> [WHAT THE EXERCISE ASKS]
Pick out each line containing the string "JSON" and copy it.

> [ITEMS]
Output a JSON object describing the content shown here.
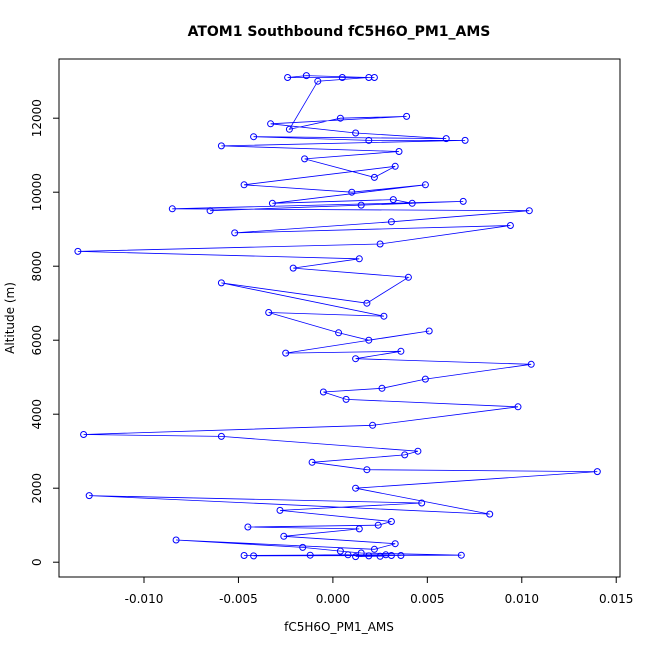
{
  "chart_data": {
    "type": "line",
    "title": "ATOM1 Southbound fC5H6O_PM1_AMS",
    "xlabel": "fC5H6O_PM1_AMS",
    "ylabel": "Altitude (m)",
    "xlim": [
      -0.0145,
      0.0152
    ],
    "ylim": [
      -400,
      13600
    ],
    "xticks": [
      -0.01,
      -0.005,
      0.0,
      0.005,
      0.01,
      0.015
    ],
    "xtick_labels": [
      "-0.010",
      "-0.005",
      "0.000",
      "0.005",
      "0.010",
      "0.015"
    ],
    "yticks": [
      0,
      2000,
      4000,
      6000,
      8000,
      10000,
      12000
    ],
    "ytick_labels": [
      "0",
      "2000",
      "4000",
      "6000",
      "8000",
      "10000",
      "12000"
    ],
    "grid": false,
    "colors": {
      "series": "#0000ff"
    },
    "series": [
      {
        "points": [
          [
            0.0012,
            150
          ],
          [
            0.0025,
            160
          ],
          [
            0.0031,
            180
          ],
          [
            0.0019,
            170
          ],
          [
            0.0008,
            200
          ],
          [
            -0.0012,
            190
          ],
          [
            -0.0042,
            170
          ],
          [
            0.0036,
            180
          ],
          [
            0.0028,
            200
          ],
          [
            -0.0047,
            180
          ],
          [
            0.0068,
            190
          ],
          [
            0.0015,
            250
          ],
          [
            0.0004,
            300
          ],
          [
            -0.0016,
            400
          ],
          [
            -0.0083,
            600
          ],
          [
            0.0022,
            350
          ],
          [
            0.0033,
            500
          ],
          [
            -0.0026,
            700
          ],
          [
            0.0014,
            900
          ],
          [
            -0.0045,
            950
          ],
          [
            0.0024,
            1000
          ],
          [
            0.0031,
            1100
          ],
          [
            -0.0028,
            1400
          ],
          [
            0.0047,
            1600
          ],
          [
            -0.0129,
            1800
          ],
          [
            0.0083,
            1300
          ],
          [
            0.0012,
            2000
          ],
          [
            0.014,
            2450
          ],
          [
            0.0018,
            2500
          ],
          [
            -0.0011,
            2700
          ],
          [
            0.0038,
            2900
          ],
          [
            0.0045,
            3000
          ],
          [
            -0.0059,
            3400
          ],
          [
            -0.0132,
            3450
          ],
          [
            0.0021,
            3700
          ],
          [
            0.0098,
            4200
          ],
          [
            0.0007,
            4400
          ],
          [
            -0.0005,
            4600
          ],
          [
            0.0026,
            4700
          ],
          [
            0.0049,
            4950
          ],
          [
            0.0105,
            5350
          ],
          [
            0.0012,
            5500
          ],
          [
            0.0036,
            5700
          ],
          [
            -0.0025,
            5650
          ],
          [
            0.0051,
            6250
          ],
          [
            0.0019,
            6000
          ],
          [
            0.0003,
            6200
          ],
          [
            -0.0034,
            6750
          ],
          [
            0.0027,
            6650
          ],
          [
            -0.0059,
            7550
          ],
          [
            0.0018,
            7000
          ],
          [
            0.004,
            7700
          ],
          [
            -0.0021,
            7950
          ],
          [
            0.0014,
            8200
          ],
          [
            -0.0135,
            8400
          ],
          [
            0.0025,
            8600
          ],
          [
            0.0094,
            9100
          ],
          [
            -0.0052,
            8900
          ],
          [
            0.0031,
            9200
          ],
          [
            0.0104,
            9500
          ],
          [
            -0.0085,
            9550
          ],
          [
            0.0069,
            9750
          ],
          [
            0.0015,
            9650
          ],
          [
            -0.0065,
            9500
          ],
          [
            0.0042,
            9700
          ],
          [
            0.0032,
            9800
          ],
          [
            -0.0032,
            9700
          ],
          [
            0.0049,
            10200
          ],
          [
            0.001,
            10000
          ],
          [
            -0.0047,
            10200
          ],
          [
            0.0033,
            10700
          ],
          [
            0.0022,
            10400
          ],
          [
            -0.0015,
            10900
          ],
          [
            0.0035,
            11100
          ],
          [
            -0.0059,
            11250
          ],
          [
            0.007,
            11400
          ],
          [
            0.0019,
            11400
          ],
          [
            -0.0042,
            11500
          ],
          [
            0.006,
            11450
          ],
          [
            0.0012,
            11600
          ],
          [
            -0.0033,
            11850
          ],
          [
            0.0039,
            12050
          ],
          [
            0.0004,
            12000
          ],
          [
            -0.0023,
            11700
          ],
          [
            -0.0008,
            13000
          ],
          [
            0.0019,
            13100
          ],
          [
            -0.0014,
            13150
          ],
          [
            -0.0024,
            13100
          ],
          [
            0.0022,
            13100
          ],
          [
            0.0005,
            13100
          ]
        ]
      }
    ]
  }
}
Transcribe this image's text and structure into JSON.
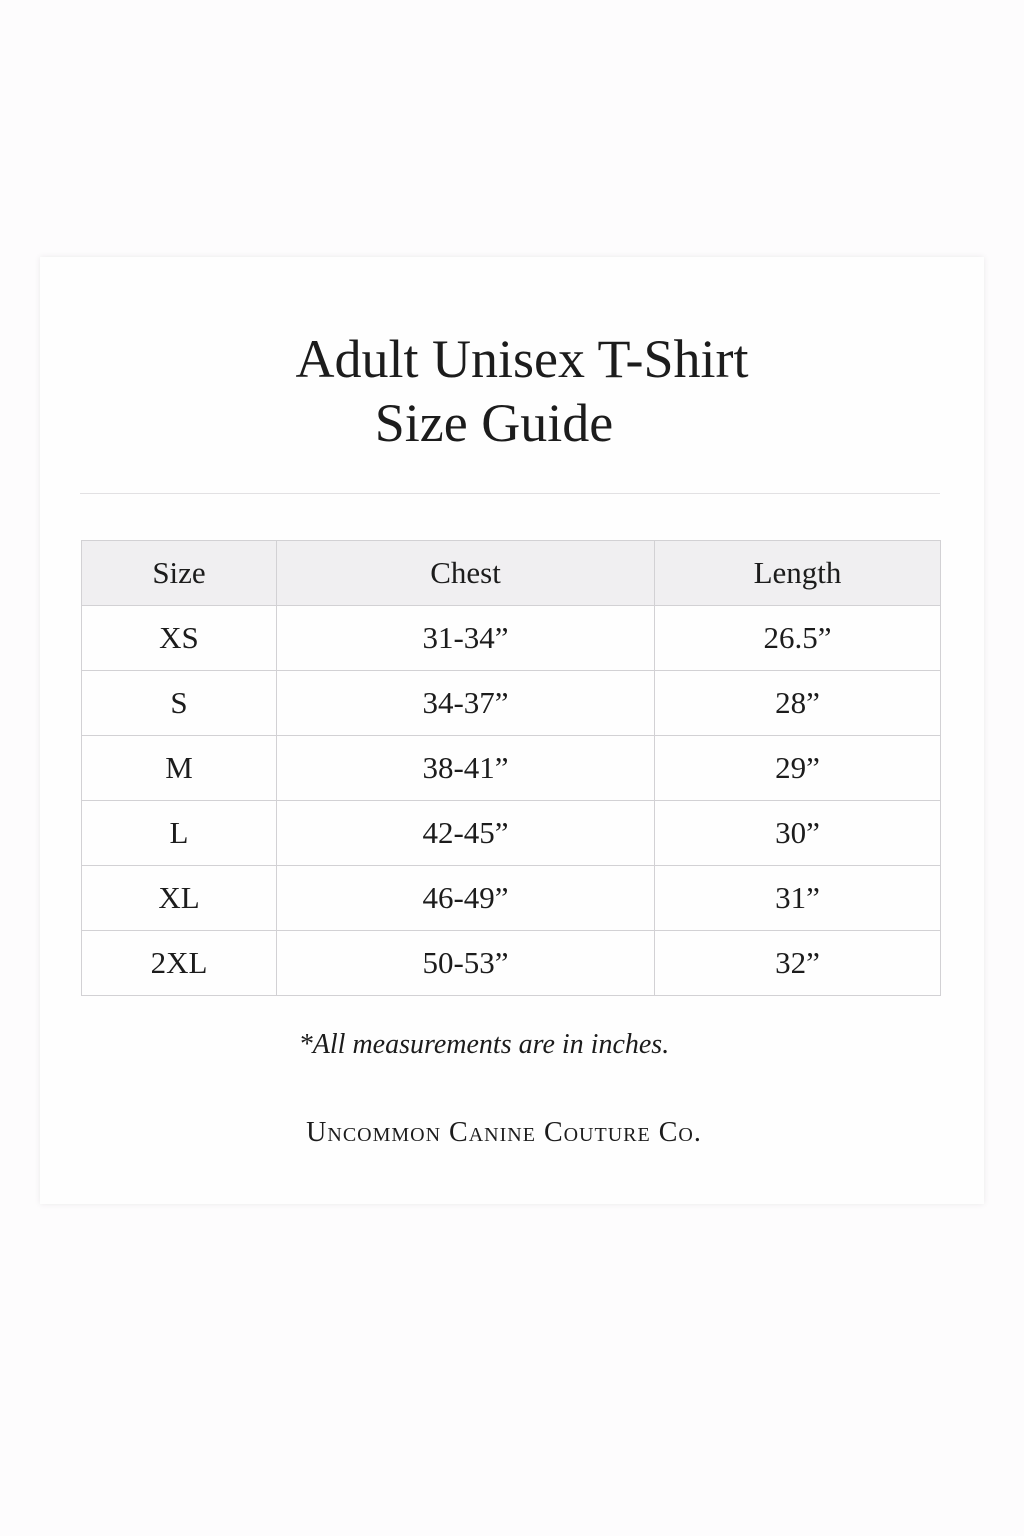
{
  "title_line1": "Adult Unisex T-Shirt",
  "title_line2": "Size Guide",
  "table": {
    "headers": [
      "Size",
      "Chest",
      "Length"
    ],
    "rows": [
      [
        "XS",
        "31-34”",
        "26.5”"
      ],
      [
        "S",
        "34-37”",
        "28”"
      ],
      [
        "M",
        "38-41”",
        "29”"
      ],
      [
        "L",
        "42-45”",
        "30”"
      ],
      [
        "XL",
        "46-49”",
        "31”"
      ],
      [
        "2XL",
        "50-53”",
        "32”"
      ]
    ]
  },
  "footnote": "*All measurements are in inches.",
  "brand": "Uncommon Canine Couture Co."
}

> [RESPONSE]
Output a JSON object describing the content shown here.
Transcribe this image's text and structure into JSON.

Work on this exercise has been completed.